■ WHAT IS ASKED ■
Transcribe the material verbatim in full; the pictures do not belong in the copy.

Figure data in JSON
************
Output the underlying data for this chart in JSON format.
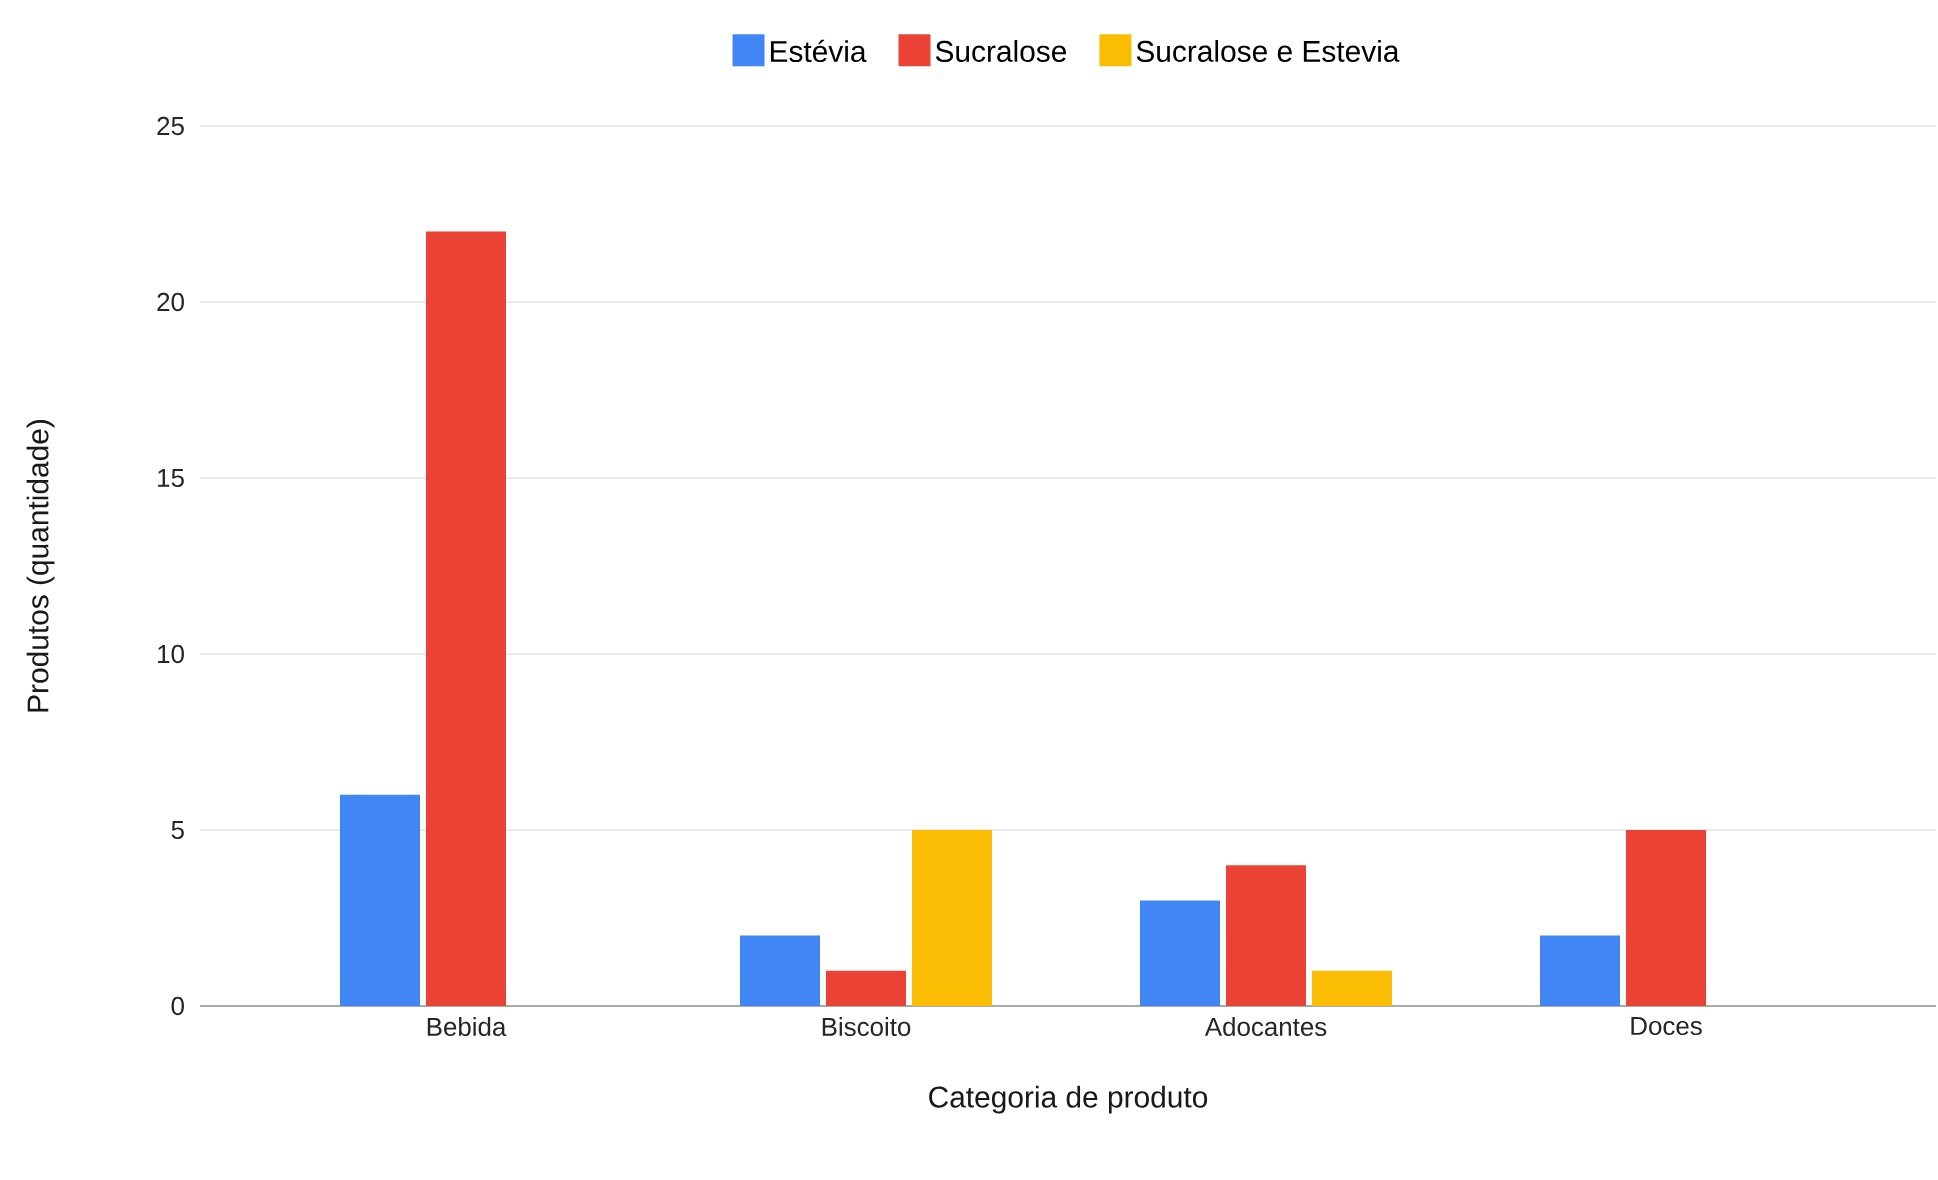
{
  "chart_data": {
    "type": "bar",
    "xlabel": "Categoria de produto",
    "ylabel": "Produtos (quantidade)",
    "categories": [
      "Bebida",
      "Biscoito",
      "Adocantes",
      "Doces"
    ],
    "series": [
      {
        "name": "Estévia",
        "color": "#4285f4",
        "values": [
          6,
          2,
          3,
          2
        ]
      },
      {
        "name": "Sucralose",
        "color": "#ea4335",
        "values": [
          22,
          1,
          4,
          5
        ]
      },
      {
        "name": "Sucralose e Estevia",
        "color": "#fbbc04",
        "values": [
          null,
          5,
          1,
          null
        ]
      }
    ],
    "ylim": [
      0,
      25
    ],
    "yticks": [
      0,
      5,
      10,
      15,
      20,
      25
    ],
    "grid": "y",
    "legend": "top"
  }
}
************
■ ANSWER TO THIS PROBLEM ■
Output the underlying data for this chart in JSON format.
{
  "chart_data": {
    "type": "bar",
    "xlabel": "Categoria de produto",
    "ylabel": "Produtos (quantidade)",
    "categories": [
      "Bebida",
      "Biscoito",
      "Adocantes",
      "Doces"
    ],
    "series": [
      {
        "name": "Estévia",
        "color": "#4285f4",
        "values": [
          6,
          2,
          3,
          2
        ]
      },
      {
        "name": "Sucralose",
        "color": "#ea4335",
        "values": [
          22,
          1,
          4,
          5
        ]
      },
      {
        "name": "Sucralose e Estevia",
        "color": "#fbbc04",
        "values": [
          null,
          5,
          1,
          null
        ]
      }
    ],
    "ylim": [
      0,
      25
    ],
    "yticks": [
      0,
      5,
      10,
      15,
      20,
      25
    ],
    "grid": "y",
    "legend": "top"
  }
}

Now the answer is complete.